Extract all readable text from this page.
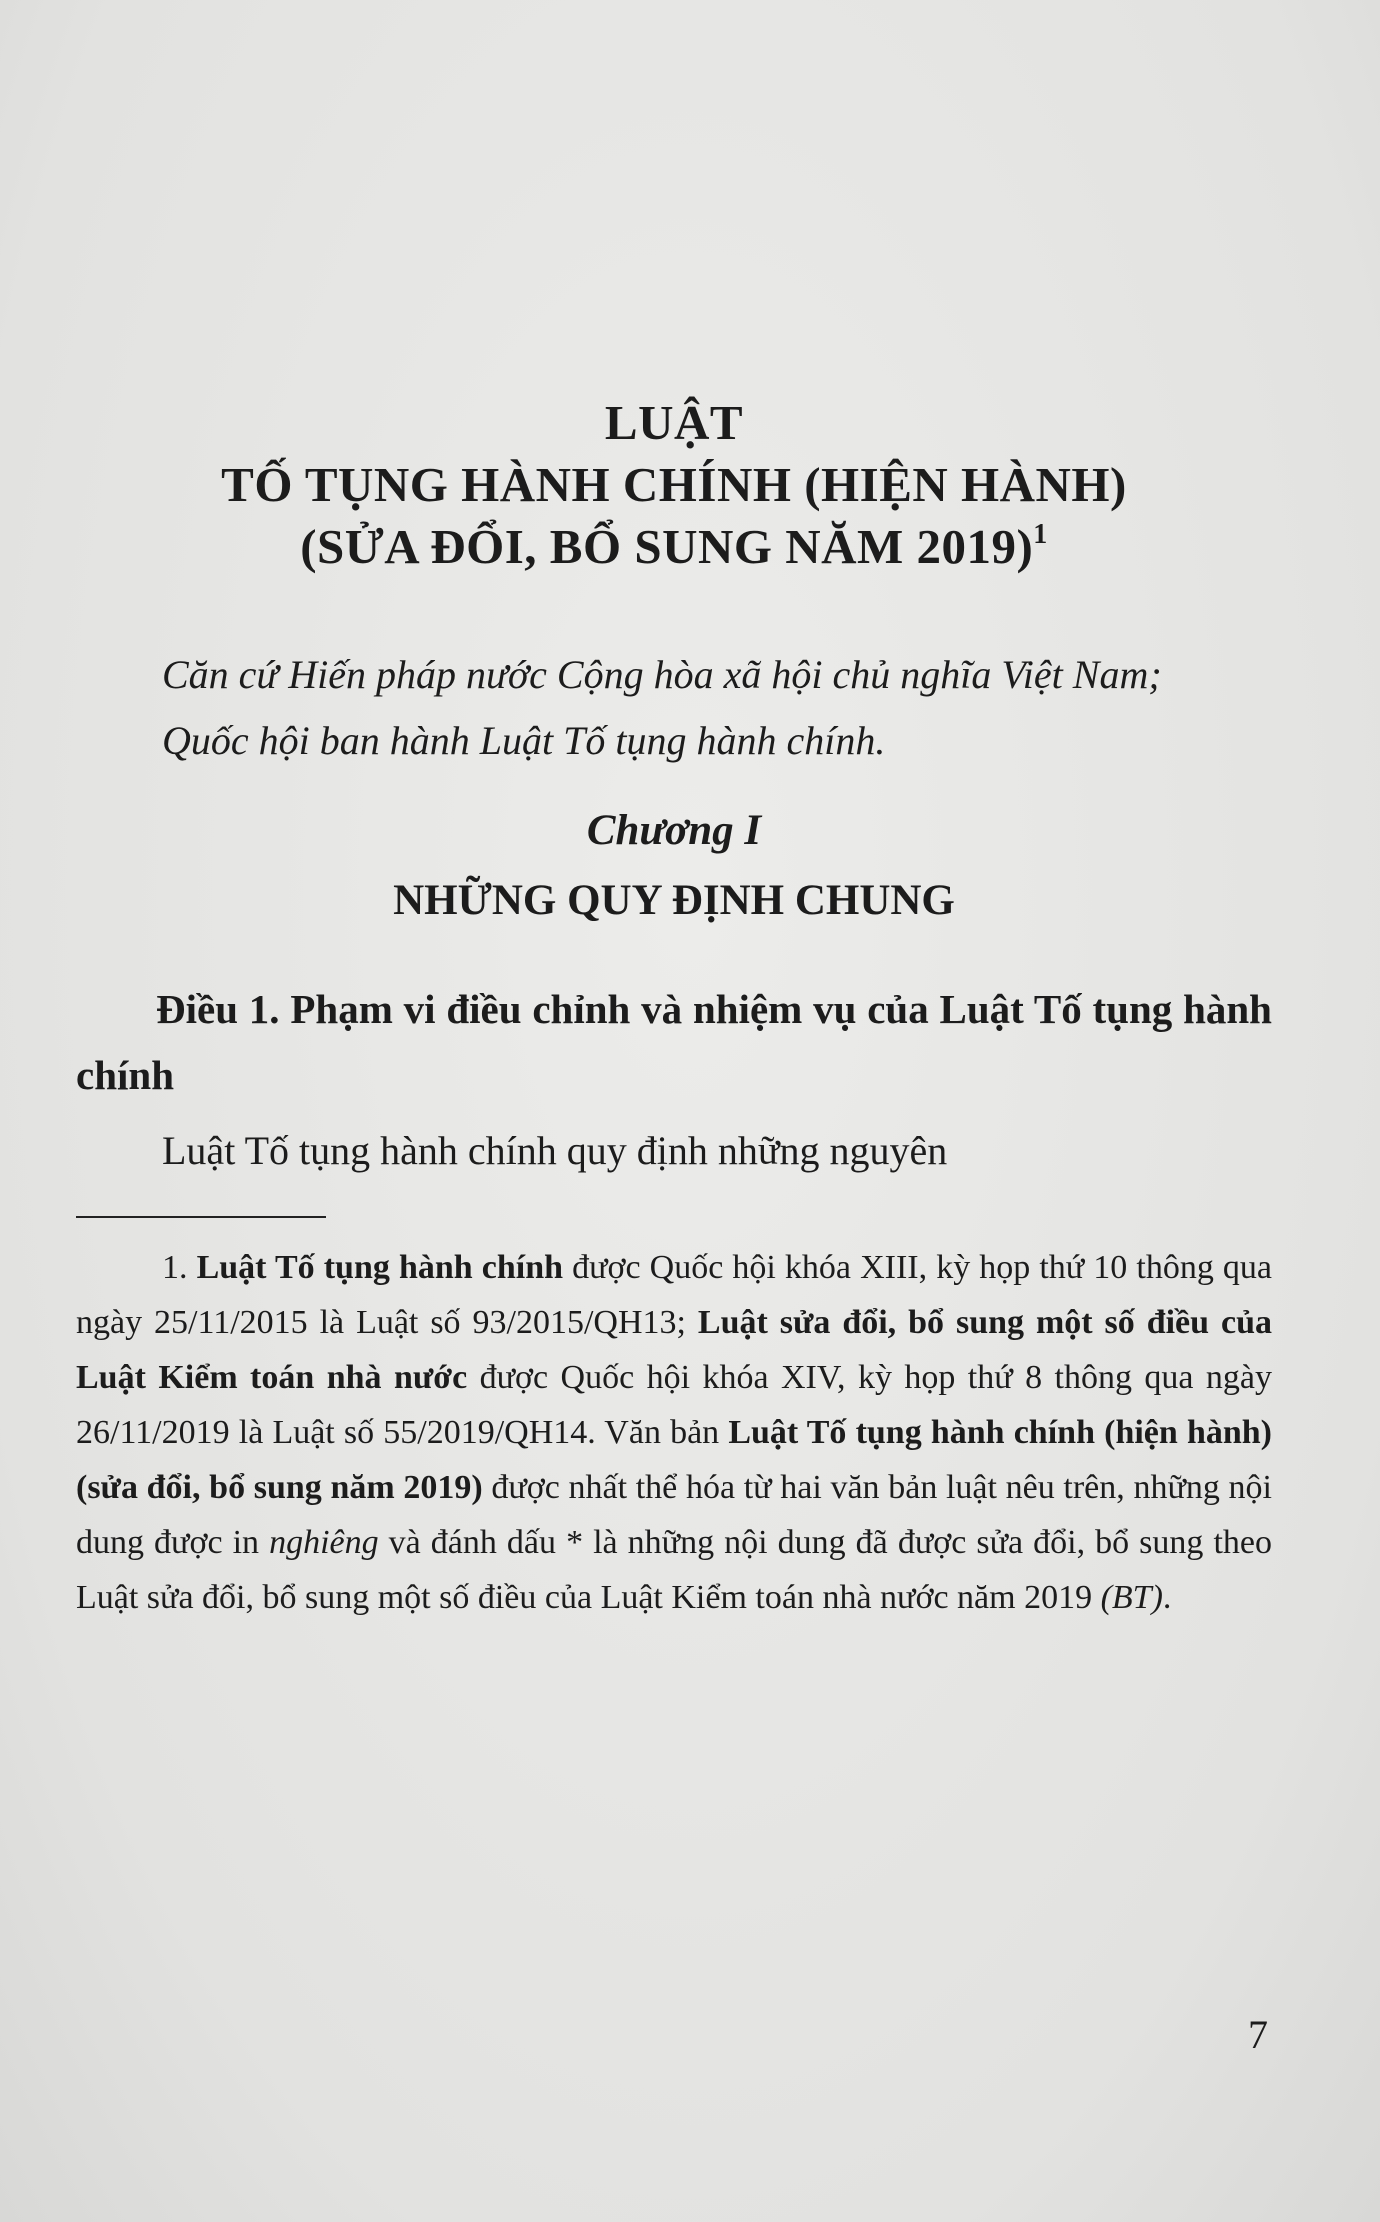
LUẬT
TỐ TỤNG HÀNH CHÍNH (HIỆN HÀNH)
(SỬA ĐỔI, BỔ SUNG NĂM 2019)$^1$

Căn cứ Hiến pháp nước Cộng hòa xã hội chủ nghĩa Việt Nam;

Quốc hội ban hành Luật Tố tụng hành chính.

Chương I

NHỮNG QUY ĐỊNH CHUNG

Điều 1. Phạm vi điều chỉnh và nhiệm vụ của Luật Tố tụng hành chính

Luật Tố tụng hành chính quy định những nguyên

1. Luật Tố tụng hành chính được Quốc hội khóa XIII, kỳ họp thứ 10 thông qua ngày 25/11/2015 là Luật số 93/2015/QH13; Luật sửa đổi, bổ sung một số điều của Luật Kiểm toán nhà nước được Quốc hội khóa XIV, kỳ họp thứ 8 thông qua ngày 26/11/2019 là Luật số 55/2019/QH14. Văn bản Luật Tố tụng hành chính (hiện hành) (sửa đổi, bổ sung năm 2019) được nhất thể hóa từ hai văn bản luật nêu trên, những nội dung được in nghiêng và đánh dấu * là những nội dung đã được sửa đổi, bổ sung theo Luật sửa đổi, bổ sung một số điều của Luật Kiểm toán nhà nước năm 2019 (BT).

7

### [REQUEST]
Out of the preceding entries, pull every line containing the string "Quốc".

### [EXERCISE RESPONSE]
Quốc hội ban hành Luật Tố tụng hành chính.
1. Luật Tố tụng hành chính được Quốc hội khóa XIII, kỳ họp thứ 10 thông qua ngày 25/11/2015 là Luật số 93/2015/QH13; Luật sửa đổi, bổ sung một số điều của Luật Kiểm toán nhà nước được Quốc hội khóa XIV, kỳ họp thứ 8 thông qua ngày 26/11/2019 là Luật số 55/2019/QH14. Văn bản Luật Tố tụng hành chính (hiện hành) (sửa đổi, bổ sung năm 2019) được nhất thể hóa từ hai văn bản luật nêu trên, những nội dung được in nghiêng và đánh dấu * là những nội dung đã được sửa đổi, bổ sung theo Luật sửa đổi, bổ sung một số điều của Luật Kiểm toán nhà nước năm 2019 (BT).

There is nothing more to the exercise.